Transcribe the records in full, keeping every character as it is.

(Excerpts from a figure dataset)
────────────────────────────────────────
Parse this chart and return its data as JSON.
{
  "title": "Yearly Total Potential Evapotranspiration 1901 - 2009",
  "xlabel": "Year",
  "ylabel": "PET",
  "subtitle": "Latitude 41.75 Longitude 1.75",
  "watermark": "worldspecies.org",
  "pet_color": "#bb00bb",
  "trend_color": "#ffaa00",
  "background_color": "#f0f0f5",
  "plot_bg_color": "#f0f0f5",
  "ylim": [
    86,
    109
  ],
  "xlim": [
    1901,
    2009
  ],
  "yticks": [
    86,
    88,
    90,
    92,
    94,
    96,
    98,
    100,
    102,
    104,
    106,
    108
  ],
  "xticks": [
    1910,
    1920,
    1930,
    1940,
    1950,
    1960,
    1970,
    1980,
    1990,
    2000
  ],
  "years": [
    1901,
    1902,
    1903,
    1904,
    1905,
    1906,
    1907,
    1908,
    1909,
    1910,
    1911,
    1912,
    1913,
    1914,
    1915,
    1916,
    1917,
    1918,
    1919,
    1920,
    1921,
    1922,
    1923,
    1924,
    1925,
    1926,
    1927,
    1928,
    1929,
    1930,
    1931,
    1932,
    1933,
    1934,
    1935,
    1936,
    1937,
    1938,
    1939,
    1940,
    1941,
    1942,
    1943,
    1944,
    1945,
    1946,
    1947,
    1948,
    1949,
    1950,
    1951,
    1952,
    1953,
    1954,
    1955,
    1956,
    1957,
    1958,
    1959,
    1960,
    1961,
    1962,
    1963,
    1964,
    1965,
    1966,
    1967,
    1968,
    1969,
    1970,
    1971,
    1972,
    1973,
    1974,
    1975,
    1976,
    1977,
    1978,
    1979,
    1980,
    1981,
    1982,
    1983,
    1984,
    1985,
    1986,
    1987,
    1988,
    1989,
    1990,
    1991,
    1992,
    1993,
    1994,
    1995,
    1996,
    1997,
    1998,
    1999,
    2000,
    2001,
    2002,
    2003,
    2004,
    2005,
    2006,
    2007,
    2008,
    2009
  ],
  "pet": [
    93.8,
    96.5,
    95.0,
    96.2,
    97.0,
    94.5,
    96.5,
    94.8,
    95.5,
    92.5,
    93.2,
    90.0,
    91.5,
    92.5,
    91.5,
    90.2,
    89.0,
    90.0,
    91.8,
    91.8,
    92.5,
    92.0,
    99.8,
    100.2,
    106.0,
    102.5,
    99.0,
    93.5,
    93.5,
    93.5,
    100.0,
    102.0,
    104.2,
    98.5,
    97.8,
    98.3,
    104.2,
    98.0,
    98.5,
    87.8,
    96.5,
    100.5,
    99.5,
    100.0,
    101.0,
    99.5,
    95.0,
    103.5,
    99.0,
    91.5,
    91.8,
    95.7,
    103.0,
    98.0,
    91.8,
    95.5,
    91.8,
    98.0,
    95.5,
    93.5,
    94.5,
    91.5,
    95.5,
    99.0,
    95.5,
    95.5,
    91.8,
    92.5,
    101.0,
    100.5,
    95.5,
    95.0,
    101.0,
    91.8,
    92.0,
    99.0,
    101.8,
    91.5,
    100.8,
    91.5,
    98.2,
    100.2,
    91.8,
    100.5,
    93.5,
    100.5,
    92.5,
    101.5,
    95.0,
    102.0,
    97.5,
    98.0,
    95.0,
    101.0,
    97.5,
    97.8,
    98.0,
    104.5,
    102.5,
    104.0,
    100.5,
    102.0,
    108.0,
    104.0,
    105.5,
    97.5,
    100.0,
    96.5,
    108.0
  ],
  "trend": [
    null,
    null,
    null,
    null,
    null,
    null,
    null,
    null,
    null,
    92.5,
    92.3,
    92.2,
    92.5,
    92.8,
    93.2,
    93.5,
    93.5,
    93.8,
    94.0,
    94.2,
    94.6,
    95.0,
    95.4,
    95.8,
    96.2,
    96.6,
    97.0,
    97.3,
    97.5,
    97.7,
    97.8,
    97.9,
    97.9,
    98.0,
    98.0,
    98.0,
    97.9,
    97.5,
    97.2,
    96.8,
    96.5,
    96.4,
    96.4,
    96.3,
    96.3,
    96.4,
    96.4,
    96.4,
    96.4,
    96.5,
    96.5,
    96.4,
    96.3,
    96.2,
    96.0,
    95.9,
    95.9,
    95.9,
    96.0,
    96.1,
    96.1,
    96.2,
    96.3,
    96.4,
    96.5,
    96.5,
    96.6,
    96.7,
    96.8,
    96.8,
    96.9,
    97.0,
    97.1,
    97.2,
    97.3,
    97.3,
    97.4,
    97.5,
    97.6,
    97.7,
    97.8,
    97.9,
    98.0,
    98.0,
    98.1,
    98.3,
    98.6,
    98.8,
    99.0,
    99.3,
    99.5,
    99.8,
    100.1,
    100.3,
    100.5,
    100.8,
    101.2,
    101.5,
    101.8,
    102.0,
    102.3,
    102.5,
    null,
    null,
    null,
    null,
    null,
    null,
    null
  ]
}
────────────────────────────────────────
*Correct response*
Parse this chart and return its data as JSON.
{
  "title": "Yearly Total Potential Evapotranspiration 1901 - 2009",
  "xlabel": "Year",
  "ylabel": "PET",
  "subtitle": "Latitude 41.75 Longitude 1.75",
  "watermark": "worldspecies.org",
  "pet_color": "#bb00bb",
  "trend_color": "#ffaa00",
  "background_color": "#f0f0f5",
  "plot_bg_color": "#f0f0f5",
  "ylim": [
    86,
    109
  ],
  "xlim": [
    1901,
    2009
  ],
  "yticks": [
    86,
    88,
    90,
    92,
    94,
    96,
    98,
    100,
    102,
    104,
    106,
    108
  ],
  "xticks": [
    1910,
    1920,
    1930,
    1940,
    1950,
    1960,
    1970,
    1980,
    1990,
    2000
  ],
  "years": [
    1901,
    1902,
    1903,
    1904,
    1905,
    1906,
    1907,
    1908,
    1909,
    1910,
    1911,
    1912,
    1913,
    1914,
    1915,
    1916,
    1917,
    1918,
    1919,
    1920,
    1921,
    1922,
    1923,
    1924,
    1925,
    1926,
    1927,
    1928,
    1929,
    1930,
    1931,
    1932,
    1933,
    1934,
    1935,
    1936,
    1937,
    1938,
    1939,
    1940,
    1941,
    1942,
    1943,
    1944,
    1945,
    1946,
    1947,
    1948,
    1949,
    1950,
    1951,
    1952,
    1953,
    1954,
    1955,
    1956,
    1957,
    1958,
    1959,
    1960,
    1961,
    1962,
    1963,
    1964,
    1965,
    1966,
    1967,
    1968,
    1969,
    1970,
    1971,
    1972,
    1973,
    1974,
    1975,
    1976,
    1977,
    1978,
    1979,
    1980,
    1981,
    1982,
    1983,
    1984,
    1985,
    1986,
    1987,
    1988,
    1989,
    1990,
    1991,
    1992,
    1993,
    1994,
    1995,
    1996,
    1997,
    1998,
    1999,
    2000,
    2001,
    2002,
    2003,
    2004,
    2005,
    2006,
    2007,
    2008,
    2009
  ],
  "pet": [
    93.8,
    96.5,
    95.0,
    96.2,
    97.0,
    94.5,
    96.5,
    94.8,
    95.5,
    92.5,
    93.2,
    90.0,
    91.5,
    92.5,
    91.5,
    90.2,
    89.0,
    90.0,
    91.8,
    91.8,
    92.5,
    92.0,
    99.8,
    100.2,
    106.0,
    102.5,
    99.0,
    93.5,
    93.5,
    93.5,
    100.0,
    102.0,
    104.2,
    98.5,
    97.8,
    98.3,
    104.2,
    98.0,
    98.5,
    87.8,
    96.5,
    100.5,
    99.5,
    100.0,
    101.0,
    99.5,
    95.0,
    103.5,
    99.0,
    91.5,
    91.8,
    95.7,
    103.0,
    98.0,
    91.8,
    95.5,
    91.8,
    98.0,
    95.5,
    93.5,
    94.5,
    91.5,
    95.5,
    99.0,
    95.5,
    95.5,
    91.8,
    92.5,
    101.0,
    100.5,
    95.5,
    95.0,
    101.0,
    91.8,
    92.0,
    99.0,
    101.8,
    91.5,
    100.8,
    91.5,
    98.2,
    100.2,
    91.8,
    100.5,
    93.5,
    100.5,
    92.5,
    101.5,
    95.0,
    102.0,
    97.5,
    98.0,
    95.0,
    101.0,
    97.5,
    97.8,
    98.0,
    104.5,
    102.5,
    104.0,
    100.5,
    102.0,
    108.0,
    104.0,
    105.5,
    97.5,
    100.0,
    96.5,
    108.0
  ],
  "trend": [
    null,
    null,
    null,
    null,
    null,
    null,
    null,
    null,
    null,
    92.5,
    92.3,
    92.2,
    92.5,
    92.8,
    93.2,
    93.5,
    93.5,
    93.8,
    94.0,
    94.2,
    94.6,
    95.0,
    95.4,
    95.8,
    96.2,
    96.6,
    97.0,
    97.3,
    97.5,
    97.7,
    97.8,
    97.9,
    97.9,
    98.0,
    98.0,
    98.0,
    97.9,
    97.5,
    97.2,
    96.8,
    96.5,
    96.4,
    96.4,
    96.3,
    96.3,
    96.4,
    96.4,
    96.4,
    96.4,
    96.5,
    96.5,
    96.4,
    96.3,
    96.2,
    96.0,
    95.9,
    95.9,
    95.9,
    96.0,
    96.1,
    96.1,
    96.2,
    96.3,
    96.4,
    96.5,
    96.5,
    96.6,
    96.7,
    96.8,
    96.8,
    96.9,
    97.0,
    97.1,
    97.2,
    97.3,
    97.3,
    97.4,
    97.5,
    97.6,
    97.7,
    97.8,
    97.9,
    98.0,
    98.0,
    98.1,
    98.3,
    98.6,
    98.8,
    99.0,
    99.3,
    99.5,
    99.8,
    100.1,
    100.3,
    100.5,
    100.8,
    101.2,
    101.5,
    101.8,
    102.0,
    102.3,
    102.5,
    null,
    null,
    null,
    null,
    null,
    null,
    null
  ]
}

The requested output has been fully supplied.